▶ What is required:
Please write out the material that follows, exactly as it stands.

▶ Task material:
┏━━

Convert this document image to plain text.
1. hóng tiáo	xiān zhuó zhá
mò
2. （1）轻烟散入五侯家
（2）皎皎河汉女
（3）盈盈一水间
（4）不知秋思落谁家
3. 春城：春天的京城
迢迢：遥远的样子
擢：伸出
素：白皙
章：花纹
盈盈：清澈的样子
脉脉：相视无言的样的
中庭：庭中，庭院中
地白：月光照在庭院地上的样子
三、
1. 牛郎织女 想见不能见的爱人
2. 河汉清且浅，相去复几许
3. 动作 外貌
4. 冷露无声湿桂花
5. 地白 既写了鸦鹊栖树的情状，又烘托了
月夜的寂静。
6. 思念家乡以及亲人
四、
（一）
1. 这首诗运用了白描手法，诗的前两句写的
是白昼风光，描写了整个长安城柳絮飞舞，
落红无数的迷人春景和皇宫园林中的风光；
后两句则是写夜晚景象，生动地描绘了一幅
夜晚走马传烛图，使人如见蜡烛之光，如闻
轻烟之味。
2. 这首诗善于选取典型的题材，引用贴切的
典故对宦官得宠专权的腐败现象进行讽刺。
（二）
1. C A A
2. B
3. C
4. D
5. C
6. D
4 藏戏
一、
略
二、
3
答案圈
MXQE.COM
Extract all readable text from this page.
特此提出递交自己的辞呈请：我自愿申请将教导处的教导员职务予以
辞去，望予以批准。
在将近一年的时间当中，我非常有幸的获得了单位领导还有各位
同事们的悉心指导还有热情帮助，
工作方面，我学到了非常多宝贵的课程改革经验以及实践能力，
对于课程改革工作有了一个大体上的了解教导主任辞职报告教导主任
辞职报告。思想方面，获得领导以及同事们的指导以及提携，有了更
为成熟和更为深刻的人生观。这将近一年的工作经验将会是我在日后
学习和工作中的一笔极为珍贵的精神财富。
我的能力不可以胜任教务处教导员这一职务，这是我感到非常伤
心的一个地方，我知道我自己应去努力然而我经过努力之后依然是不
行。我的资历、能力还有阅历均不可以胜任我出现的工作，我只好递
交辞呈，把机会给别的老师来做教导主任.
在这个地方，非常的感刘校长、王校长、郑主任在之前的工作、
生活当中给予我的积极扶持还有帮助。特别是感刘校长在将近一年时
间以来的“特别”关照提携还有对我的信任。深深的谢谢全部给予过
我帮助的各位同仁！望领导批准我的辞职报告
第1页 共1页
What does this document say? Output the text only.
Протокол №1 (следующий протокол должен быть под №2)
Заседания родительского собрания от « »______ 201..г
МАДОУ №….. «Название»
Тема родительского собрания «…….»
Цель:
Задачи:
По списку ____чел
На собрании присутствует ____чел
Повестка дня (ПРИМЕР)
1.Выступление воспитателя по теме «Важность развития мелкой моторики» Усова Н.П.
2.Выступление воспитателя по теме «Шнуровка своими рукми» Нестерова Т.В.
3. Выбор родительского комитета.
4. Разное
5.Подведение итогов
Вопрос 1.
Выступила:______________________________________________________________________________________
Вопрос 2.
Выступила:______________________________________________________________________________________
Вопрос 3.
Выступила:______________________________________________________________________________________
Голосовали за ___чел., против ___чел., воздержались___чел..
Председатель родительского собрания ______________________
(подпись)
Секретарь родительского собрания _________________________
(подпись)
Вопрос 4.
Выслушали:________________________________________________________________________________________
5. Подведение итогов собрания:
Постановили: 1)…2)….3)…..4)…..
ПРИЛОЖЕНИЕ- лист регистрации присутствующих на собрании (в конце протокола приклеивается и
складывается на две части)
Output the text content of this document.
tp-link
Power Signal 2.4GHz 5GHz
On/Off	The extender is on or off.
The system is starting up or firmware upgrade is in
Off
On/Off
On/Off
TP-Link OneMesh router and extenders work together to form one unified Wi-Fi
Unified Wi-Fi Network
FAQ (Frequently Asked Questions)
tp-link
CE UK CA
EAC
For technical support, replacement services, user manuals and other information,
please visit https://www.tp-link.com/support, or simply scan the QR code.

┗━━

▶ Reply:
Convert this document image to plain text.
1. hóng tiáo	xiān zhuó zhá
mò
2. （1）轻烟散入五侯家
（2）皎皎河汉女
（3）盈盈一水间
（4）不知秋思落谁家
3. 春城：春天的京城
迢迢：遥远的样子
擢：伸出
素：白皙
章：花纹
盈盈：清澈的样子
脉脉：相视无言的样的
中庭：庭中，庭院中
地白：月光照在庭院地上的样子
三、
1. 牛郎织女 想见不能见的爱人
2. 河汉清且浅，相去复几许
3. 动作 外貌
4. 冷露无声湿桂花
5. 地白 既写了鸦鹊栖树的情状，又烘托了
月夜的寂静。
6. 思念家乡以及亲人
四、
（一）
1. 这首诗运用了白描手法，诗的前两句写的
是白昼风光，描写了整个长安城柳絮飞舞，
落红无数的迷人春景和皇宫园林中的风光；
后两句则是写夜晚景象，生动地描绘了一幅
夜晚走马传烛图，使人如见蜡烛之光，如闻
轻烟之味。
2. 这首诗善于选取典型的题材，引用贴切的
典故对宦官得宠专权的腐败现象进行讽刺。
（二）
1. C A A
2. B
3. C
4. D
5. C
6. D
4 藏戏
一、
略
二、
3
答案圈
MXQE.COM
Extract all readable text from this page.
特此提出递交自己的辞呈请：我自愿申请将教导处的教导员职务予以
辞去，望予以批准。
在将近一年的时间当中，我非常有幸的获得了单位领导还有各位
同事们的悉心指导还有热情帮助，
工作方面，我学到了非常多宝贵的课程改革经验以及实践能力，
对于课程改革工作有了一个大体上的了解教导主任辞职报告教导主任
辞职报告。思想方面，获得领导以及同事们的指导以及提携，有了更
为成熟和更为深刻的人生观。这将近一年的工作经验将会是我在日后
学习和工作中的一笔极为珍贵的精神财富。
我的能力不可以胜任教务处教导员这一职务，这是我感到非常伤
心的一个地方，我知道我自己应去努力然而我经过努力之后依然是不
行。我的资历、能力还有阅历均不可以胜任我出现的工作，我只好递
交辞呈，把机会给别的老师来做教导主任.
在这个地方，非常的感刘校长、王校长、郑主任在之前的工作、
生活当中给予我的积极扶持还有帮助。特别是感刘校长在将近一年时
间以来的“特别”关照提携还有对我的信任。深深的谢谢全部给予过
我帮助的各位同仁！望领导批准我的辞职报告
第1页 共1页
What does this document say? Output the text only.
Протокол №1 (следующий протокол должен быть под №2)
Заседания родительского собрания от « »______ 201..г
МАДОУ №….. «Название»
Тема родительского собрания «…….»
Цель:
Задачи:
По списку ____чел
На собрании присутствует ____чел
Повестка дня (ПРИМЕР)
1.Выступление воспитателя по теме «Важность развития мелкой моторики» Усова Н.П.
2.Выступление воспитателя по теме «Шнуровка своими рукми» Нестерова Т.В.
3. Выбор родительского комитета.
4. Разное
5.Подведение итогов
Вопрос 1.
Выступила:______________________________________________________________________________________
Вопрос 2.
Выступила:______________________________________________________________________________________
Вопрос 3.
Выступила:______________________________________________________________________________________
Голосовали за ___чел., против ___чел., воздержались___чел..
Председатель родительского собрания ______________________
(подпись)
Секретарь родительского собрания _________________________
(подпись)
Вопрос 4.
Выслушали:________________________________________________________________________________________
5. Подведение итогов собрания:
Постановили: 1)…2)….3)…..4)…..
ПРИЛОЖЕНИЕ- лист регистрации присутствующих на собрании (в конце протокола приклеивается и
складывается на две части)
Output the text content of this document.
tp-link
Power Signal 2.4GHz 5GHz
On/Off	The extender is on or off.
The system is starting up or firmware upgrade is in
Off
On/Off
On/Off
TP-Link OneMesh router and extenders work together to form one unified Wi-Fi
Unified Wi-Fi Network
FAQ (Frequently Asked Questions)
tp-link
CE UK CA
EAC
For technical support, replacement services, user manuals and other information,
please visit https://www.tp-link.com/support, or simply scan the QR code.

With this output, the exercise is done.